[DIRECTIONS FOR THIS TASK] Working through the entries below, find how many lines include the string "degli"; give only that number.

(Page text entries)

**********

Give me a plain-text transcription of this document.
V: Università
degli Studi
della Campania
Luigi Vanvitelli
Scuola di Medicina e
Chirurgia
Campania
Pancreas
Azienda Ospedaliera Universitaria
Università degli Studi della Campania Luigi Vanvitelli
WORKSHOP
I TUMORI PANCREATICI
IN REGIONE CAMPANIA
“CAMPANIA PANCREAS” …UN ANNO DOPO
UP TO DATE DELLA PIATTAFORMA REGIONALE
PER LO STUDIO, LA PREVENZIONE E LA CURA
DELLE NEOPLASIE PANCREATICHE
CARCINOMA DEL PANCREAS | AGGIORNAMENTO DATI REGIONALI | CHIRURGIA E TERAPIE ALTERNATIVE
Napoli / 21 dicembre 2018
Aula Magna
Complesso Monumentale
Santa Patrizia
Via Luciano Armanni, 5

**********

[ANSWER TO THIS EXERCISE] 2